WHAT IS NEEDED –
Where a line of the material contains the string "benim", copy that line.

DATA RECORDS –
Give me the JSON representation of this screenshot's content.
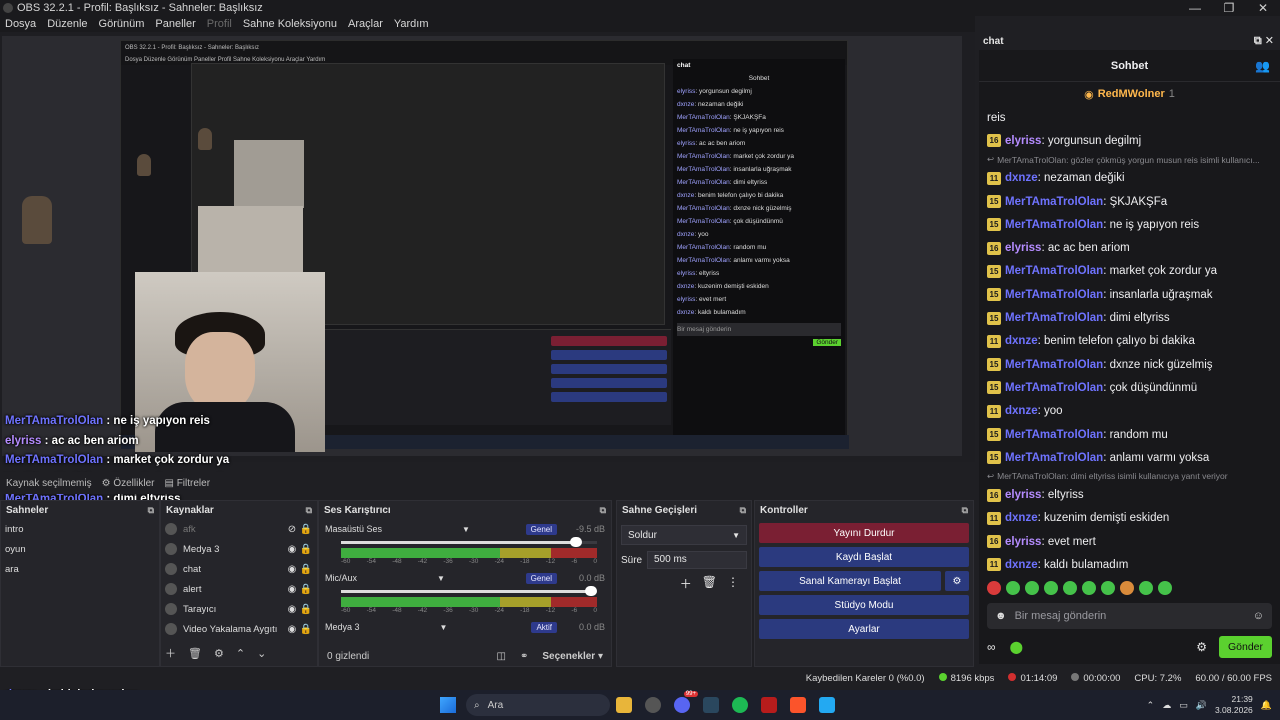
{
  "window": {
    "title": "OBS 32.2.1 - Profil: Başlıksız - Sahneler: Başlıksız",
    "controls": [
      "—",
      "❐",
      "✕"
    ]
  },
  "menu": [
    "Dosya",
    "Düzenle",
    "Görünüm",
    "Paneller",
    "Profil",
    "Sahne Koleksiyonu",
    "Araçlar",
    "Yardım"
  ],
  "nested": {
    "title": "OBS 32.2.1 - Profil: Başlıksız - Sahneler: Başlıksız",
    "menu": "Dosya  Düzenle  Görünüm  Paneller  Profil  Sahne Koleksiyonu  Araçlar  Yardım",
    "chat_title": "chat",
    "chat_header": "Sohbet",
    "chat_lines": [
      {
        "n": "elyriss",
        "t": ": yorgunsun degilmj"
      },
      {
        "n": "dxnze",
        "t": ": nezaman değiki"
      },
      {
        "n": "MerTAmaTrolOlan",
        "t": ": ŞKJAKŞFa"
      },
      {
        "n": "MerTAmaTrolOlan",
        "t": ": ne iş yapıyon reis"
      },
      {
        "n": "elyriss",
        "t": ": ac ac ben ariom"
      },
      {
        "n": "MerTAmaTrolOlan",
        "t": ": market çok zordur ya"
      },
      {
        "n": "MerTAmaTrolOlan",
        "t": ": insanlarla uğraşmak"
      },
      {
        "n": "MerTAmaTrolOlan",
        "t": ": dimi eltyriss"
      },
      {
        "n": "dxnze",
        "t": ": benim telefon çalıyo bi dakika"
      },
      {
        "n": "MerTAmaTrolOlan",
        "t": ": dxnze nick güzelmiş"
      },
      {
        "n": "MerTAmaTrolOlan",
        "t": ": çok düşündünmü"
      },
      {
        "n": "dxnze",
        "t": ": yoo"
      },
      {
        "n": "MerTAmaTrolOlan",
        "t": ": random mu"
      },
      {
        "n": "MerTAmaTrolOlan",
        "t": ": anlamı varmı yoksa"
      },
      {
        "n": "elyriss",
        "t": ": eltyriss"
      },
      {
        "n": "dxnze",
        "t": ": kuzenim demişti eskiden"
      },
      {
        "n": "elyriss",
        "t": ": evet mert"
      },
      {
        "n": "dxnze",
        "t": ": kaldı bulamadım"
      }
    ],
    "input": "Bir mesaj gönderin",
    "send": "Gönder"
  },
  "overlay": [
    {
      "n": "MerTAmaTrolOlan",
      "t": " : ne iş yapıyon reis",
      "c": "blue"
    },
    {
      "n": "elyriss",
      "t": " : ac ac ben ariom",
      "c": "purple"
    },
    {
      "n": "MerTAmaTrolOlan",
      "t": " : market çok zordur ya",
      "c": "blue"
    },
    {
      "n": "MerTAmaTrolOlan",
      "t": " : insanlarla uğraşmak",
      "c": "blue"
    },
    {
      "n": "MerTAmaTrolOlan",
      "t": " : dimi eltyriss",
      "c": "blue"
    },
    {
      "n": "dxnze",
      "t": " : benim telefon çalıyo bi dakika",
      "c": "blue"
    },
    {
      "n": "MerTAmaTrolOlan",
      "t": " : dxnze nick güzelmiş",
      "c": "blue"
    },
    {
      "n": "MerTAmaTrolOlan",
      "t": " : çok düşündünmü",
      "c": "blue"
    },
    {
      "n": "dxnze",
      "t": " : yoo",
      "c": "blue"
    },
    {
      "n": "MerTAmaTrolOlan",
      "t": " : random mu",
      "c": "blue"
    },
    {
      "n": "MerTAmaTrolOlan",
      "t": " : anlamı varmı yoksa",
      "c": "blue"
    },
    {
      "n": "elyriss",
      "t": " : eltyriss",
      "c": "purple"
    },
    {
      "n": "dxnze",
      "t": " : kuzenim demişti eskiden",
      "c": "blue"
    },
    {
      "n": "elyriss",
      "t": " : evet mert",
      "c": "purple"
    },
    {
      "n": "dxnze",
      "t": " : kaldı bulamadım",
      "c": "blue"
    }
  ],
  "below_preview": {
    "no_source": "Kaynak seçilmemiş",
    "properties": "Özellikler",
    "filters": "Filtreler"
  },
  "scenes": {
    "title": "Sahneler",
    "items": [
      "intro",
      "oyun",
      "ara"
    ]
  },
  "sources": {
    "title": "Kaynaklar",
    "items": [
      {
        "label": "afk",
        "visible": false
      },
      {
        "label": "Medya 3",
        "visible": true
      },
      {
        "label": "chat",
        "visible": true
      },
      {
        "label": "alert",
        "visible": true
      },
      {
        "label": "Tarayıcı",
        "visible": true
      },
      {
        "label": "Video Yakalama Aygıtı",
        "visible": true
      }
    ]
  },
  "mixer": {
    "title": "Ses Karıştırıcı",
    "channels": [
      {
        "name": "Masaüstü Ses",
        "tag": "Genel",
        "db": "-9.5 dB",
        "volume": 0.94
      },
      {
        "name": "Mic/Aux",
        "tag": "Genel",
        "db": "0.0 dB",
        "volume": 1.0
      },
      {
        "name": "Medya 3",
        "tag": "Aktif",
        "db": "0.0 dB",
        "volume": 1.0
      }
    ],
    "scale": [
      "-60",
      "-54",
      "-48",
      "-42",
      "-36",
      "-30",
      "-24",
      "-18",
      "-12",
      "-6",
      "0"
    ],
    "hidden": "0 gizlendi",
    "options": "Seçenekler"
  },
  "transitions": {
    "title": "Sahne Geçişleri",
    "type": "Soldur",
    "duration_label": "Süre",
    "duration": "500 ms"
  },
  "controls": {
    "title": "Kontroller",
    "buttons": [
      "Yayını Durdur",
      "Kaydı Başlat",
      "Sanal Kamerayı Başlat",
      "Stüdyo Modu",
      "Ayarlar"
    ]
  },
  "chat": {
    "title": "chat",
    "header": "Sohbet",
    "pinned_user": "RedMWolner",
    "pinned_count": "1",
    "first_line": "reis",
    "messages": [
      {
        "badge": "16",
        "n": "elyriss",
        "t": ": yorgunsun degilmj",
        "c": "#b58cff"
      },
      {
        "reply": "MerTAmaTrolOlan: gözler çökmüş yorgun musun reis isimli kullanıcı..."
      },
      {
        "badge": "11",
        "n": "dxnze",
        "t": ": nezaman değiki",
        "c": "#6f73ff"
      },
      {
        "badge": "15",
        "n": "MerTAmaTrolOlan",
        "t": ": ŞKJAKŞFa",
        "c": "#6f73ff"
      },
      {
        "badge": "15",
        "n": "MerTAmaTrolOlan",
        "t": ": ne iş yapıyon reis",
        "c": "#6f73ff"
      },
      {
        "badge": "16",
        "n": "elyriss",
        "t": ": ac ac ben ariom",
        "c": "#b58cff"
      },
      {
        "badge": "15",
        "n": "MerTAmaTrolOlan",
        "t": ": market çok zordur ya",
        "c": "#6f73ff"
      },
      {
        "badge": "15",
        "n": "MerTAmaTrolOlan",
        "t": ": insanlarla uğraşmak",
        "c": "#6f73ff"
      },
      {
        "badge": "15",
        "n": "MerTAmaTrolOlan",
        "t": ": dimi eltyriss",
        "c": "#6f73ff"
      },
      {
        "badge": "11",
        "n": "dxnze",
        "t": ": benim telefon çalıyo bi dakika",
        "c": "#6f73ff"
      },
      {
        "badge": "15",
        "n": "MerTAmaTrolOlan",
        "t": ": dxnze nick güzelmiş",
        "c": "#6f73ff"
      },
      {
        "badge": "15",
        "n": "MerTAmaTrolOlan",
        "t": ": çok düşündünmü",
        "c": "#6f73ff"
      },
      {
        "badge": "11",
        "n": "dxnze",
        "t": ": yoo",
        "c": "#6f73ff"
      },
      {
        "badge": "15",
        "n": "MerTAmaTrolOlan",
        "t": ": random mu",
        "c": "#6f73ff"
      },
      {
        "badge": "15",
        "n": "MerTAmaTrolOlan",
        "t": ": anlamı varmı yoksa",
        "c": "#6f73ff"
      },
      {
        "reply": "MerTAmaTrolOlan: dimi eltyriss isimli kullanıcıya yanıt veriyor"
      },
      {
        "badge": "16",
        "n": "elyriss",
        "t": ": eltyriss",
        "c": "#b58cff"
      },
      {
        "badge": "11",
        "n": "dxnze",
        "t": ": kuzenim demişti eskiden",
        "c": "#6f73ff"
      },
      {
        "badge": "16",
        "n": "elyriss",
        "t": ": evet mert",
        "c": "#b58cff"
      },
      {
        "badge": "11",
        "n": "dxnze",
        "t": ": kaldı bulamadım",
        "c": "#6f73ff"
      }
    ],
    "input_placeholder": "Bir mesaj gönderin",
    "send": "Gönder"
  },
  "status": {
    "dropped": "Kaybedilen Kareler 0 (%0.0)",
    "bitrate": "8196 kbps",
    "stream_time": "01:14:09",
    "rec_time": "00:00:00",
    "cpu": "CPU: 7.2%",
    "fps": "60.00 / 60.00 FPS"
  },
  "taskbar": {
    "search": "Ara",
    "time": "21:39",
    "date": "3.08.2026",
    "badge": "99+"
  },
  "colors": {
    "accent_blue": "#2b3a7f",
    "stop_red": "#7a1f33",
    "send_green": "#5bd12f",
    "name_blue": "#6f73ff",
    "name_purple": "#b58cff"
  }
}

SOLUTION FOR THIS TASK –
        "t": ": benim telefon çalıyo bi dakika"
      "t": " : benim telefon çalıyo bi dakika",
        "t": ": benim telefon çalıyo bi dakika",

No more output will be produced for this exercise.